■ **BRIEF 1**
Reproduce the records from their first line through the line that contains "cut-button[interactable]: 剪切 <box>72", with both of those lines included.

■ **EXCERPT PROVIDED**
::::::::::

Here is a summary of what was done every week with links to my blog posts.

Week 1

Basic system updater is ready. Also prepared a Docker Compose file to run tests in containers. Available functionality:

  • update security patches
  • update @world
  • merge changed configuration files
  • restart updated services
  • do a post-update clean up
  • read elogs
  • read news

Links:

Week 2

Packaged Python code, created an ebuild and a GitHub Actions workflow that publishes package to PyPI when commit is tagged.

Links:

Week 3

Fixed issue #7 and answered to issue #8 and fixed bug 908308. Added USE flags to manage dependencies. Improve Bash code stability.

Links:

Week 4

Fixed errors in ebuild, replaced USE flags with optfeature for dependency management. Wrote a blog post to introduce my app and posted it on forums. Fixed a bug in --args flag.

Links:

Week 5

Received some feedback from forums. Coded much of the parser (--report). Improved container testing environment.

Links:

Weeks 6 and 7

Completed parser (--report). Also added disk usage calculation before and after the update. Available functionality:

  • If the update was successful, report will show:
    • updated package names
    • package versions in the format “old -> new”
    • USE flags of those packages
    • disk usage before and after the update
  • If the emerge pretend has failed, report will show:
    • error type (for now only supports ‘blocked packages’ error)

::::::::::

■ **Spatial annotation entries**
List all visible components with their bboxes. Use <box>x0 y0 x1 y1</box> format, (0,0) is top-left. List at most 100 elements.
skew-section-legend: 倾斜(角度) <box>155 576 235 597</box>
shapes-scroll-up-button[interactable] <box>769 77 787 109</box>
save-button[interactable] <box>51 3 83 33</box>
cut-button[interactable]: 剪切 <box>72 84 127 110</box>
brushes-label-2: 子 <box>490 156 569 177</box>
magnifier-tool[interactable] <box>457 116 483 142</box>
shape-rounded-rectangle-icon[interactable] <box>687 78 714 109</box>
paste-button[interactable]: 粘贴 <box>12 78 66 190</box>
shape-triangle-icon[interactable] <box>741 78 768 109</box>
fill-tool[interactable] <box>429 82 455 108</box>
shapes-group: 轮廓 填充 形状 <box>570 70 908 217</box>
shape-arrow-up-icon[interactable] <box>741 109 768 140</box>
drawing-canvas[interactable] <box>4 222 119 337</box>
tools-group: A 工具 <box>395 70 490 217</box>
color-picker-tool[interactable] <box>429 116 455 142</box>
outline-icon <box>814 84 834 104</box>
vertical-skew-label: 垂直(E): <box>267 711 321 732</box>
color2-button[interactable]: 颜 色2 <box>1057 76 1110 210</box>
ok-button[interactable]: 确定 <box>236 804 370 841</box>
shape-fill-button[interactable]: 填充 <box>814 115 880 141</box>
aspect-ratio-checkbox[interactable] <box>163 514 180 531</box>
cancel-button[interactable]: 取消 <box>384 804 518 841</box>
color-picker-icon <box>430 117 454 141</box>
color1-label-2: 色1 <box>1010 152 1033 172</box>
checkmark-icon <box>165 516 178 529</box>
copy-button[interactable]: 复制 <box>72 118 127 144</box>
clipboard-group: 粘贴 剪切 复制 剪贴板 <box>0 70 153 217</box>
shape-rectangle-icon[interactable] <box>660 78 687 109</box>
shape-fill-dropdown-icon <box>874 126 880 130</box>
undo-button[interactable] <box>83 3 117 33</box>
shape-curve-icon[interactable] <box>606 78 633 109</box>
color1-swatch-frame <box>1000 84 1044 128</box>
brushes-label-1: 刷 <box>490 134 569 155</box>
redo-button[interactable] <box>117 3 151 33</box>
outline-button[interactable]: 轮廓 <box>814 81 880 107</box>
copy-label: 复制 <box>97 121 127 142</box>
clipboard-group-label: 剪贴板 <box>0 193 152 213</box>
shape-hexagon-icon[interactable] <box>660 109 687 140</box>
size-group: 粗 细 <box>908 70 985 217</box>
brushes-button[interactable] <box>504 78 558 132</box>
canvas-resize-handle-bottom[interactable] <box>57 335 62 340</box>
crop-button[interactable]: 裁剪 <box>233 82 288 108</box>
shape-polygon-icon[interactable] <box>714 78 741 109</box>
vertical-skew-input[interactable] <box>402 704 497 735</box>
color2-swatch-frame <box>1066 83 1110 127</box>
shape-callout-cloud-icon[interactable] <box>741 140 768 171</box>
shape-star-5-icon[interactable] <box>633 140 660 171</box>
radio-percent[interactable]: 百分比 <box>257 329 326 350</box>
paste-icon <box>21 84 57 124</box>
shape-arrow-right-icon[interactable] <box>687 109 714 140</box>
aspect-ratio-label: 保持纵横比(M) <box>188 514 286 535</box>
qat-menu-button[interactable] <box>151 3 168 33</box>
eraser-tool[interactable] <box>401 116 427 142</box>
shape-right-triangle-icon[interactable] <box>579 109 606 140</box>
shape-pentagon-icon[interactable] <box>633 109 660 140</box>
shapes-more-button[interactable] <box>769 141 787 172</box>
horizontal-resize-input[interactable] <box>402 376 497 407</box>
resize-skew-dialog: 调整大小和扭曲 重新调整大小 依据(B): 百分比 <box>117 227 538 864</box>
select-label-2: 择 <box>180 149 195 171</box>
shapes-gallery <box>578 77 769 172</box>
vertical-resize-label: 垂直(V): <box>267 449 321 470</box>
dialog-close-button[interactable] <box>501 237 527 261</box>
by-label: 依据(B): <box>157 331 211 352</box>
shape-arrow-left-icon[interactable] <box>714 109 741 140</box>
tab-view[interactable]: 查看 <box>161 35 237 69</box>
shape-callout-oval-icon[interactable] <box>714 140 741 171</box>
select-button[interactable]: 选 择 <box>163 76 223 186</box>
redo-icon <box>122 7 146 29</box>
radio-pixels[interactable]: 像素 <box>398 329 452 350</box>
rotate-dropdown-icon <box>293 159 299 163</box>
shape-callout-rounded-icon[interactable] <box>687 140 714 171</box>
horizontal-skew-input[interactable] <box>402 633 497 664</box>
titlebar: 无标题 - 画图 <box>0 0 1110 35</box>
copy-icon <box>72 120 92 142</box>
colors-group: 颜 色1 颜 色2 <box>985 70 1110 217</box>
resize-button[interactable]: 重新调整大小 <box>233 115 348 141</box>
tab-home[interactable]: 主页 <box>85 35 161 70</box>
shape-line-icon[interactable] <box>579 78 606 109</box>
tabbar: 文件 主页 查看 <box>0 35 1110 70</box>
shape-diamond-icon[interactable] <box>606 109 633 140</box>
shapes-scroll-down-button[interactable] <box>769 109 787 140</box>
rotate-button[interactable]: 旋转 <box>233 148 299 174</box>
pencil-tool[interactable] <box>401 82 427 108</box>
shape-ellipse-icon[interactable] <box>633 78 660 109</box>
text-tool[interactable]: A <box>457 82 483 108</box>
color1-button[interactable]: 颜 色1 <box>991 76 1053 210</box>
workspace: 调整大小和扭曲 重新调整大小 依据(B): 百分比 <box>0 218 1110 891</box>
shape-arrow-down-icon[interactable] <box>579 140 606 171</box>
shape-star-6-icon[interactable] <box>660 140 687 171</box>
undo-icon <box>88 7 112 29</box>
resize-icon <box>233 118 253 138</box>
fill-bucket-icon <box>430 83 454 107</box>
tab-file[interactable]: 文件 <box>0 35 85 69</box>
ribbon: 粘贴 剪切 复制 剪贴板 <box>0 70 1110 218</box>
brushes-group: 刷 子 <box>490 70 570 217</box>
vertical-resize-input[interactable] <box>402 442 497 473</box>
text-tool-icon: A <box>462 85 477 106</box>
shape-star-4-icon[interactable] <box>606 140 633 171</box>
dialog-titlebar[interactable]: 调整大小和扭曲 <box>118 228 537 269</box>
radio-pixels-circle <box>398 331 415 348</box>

::::::::::

■ **BRIEF 2**
From the weekly progress summary, write out the part that opens with the words containing "Packaged Python code, created" and closes with "a bug in --args flag.".

■ **RIGHT ANSWER 1**
List all visible components with their bboxes. Use <box>x0 y0 x1 y1</box> format, (0,0) is top-left. List at most 100 elements.
skew-section-legend: 倾斜(角度) <box>155 576 235 597</box>
shapes-scroll-up-button[interactable] <box>769 77 787 109</box>
save-button[interactable] <box>51 3 83 33</box>
cut-button[interactable]: 剪切 <box>72 84 127 110</box>

■ **RIGHT ANSWER 2**
Packaged Python code, created an ebuild and a GitHub Actions workflow that publishes package to PyPI when commit is tagged.

Links:

Week 3

Fixed issue #7 and answered to issue #8 and fixed bug 908308. Added USE flags to manage dependencies. Improve Bash code stability.

Links:

Week 4

Fixed errors in ebuild, replaced USE flags with optfeature for dependency management. Wrote a blog post to introduce my app and posted it on forums. Fixed a bug in --args flag.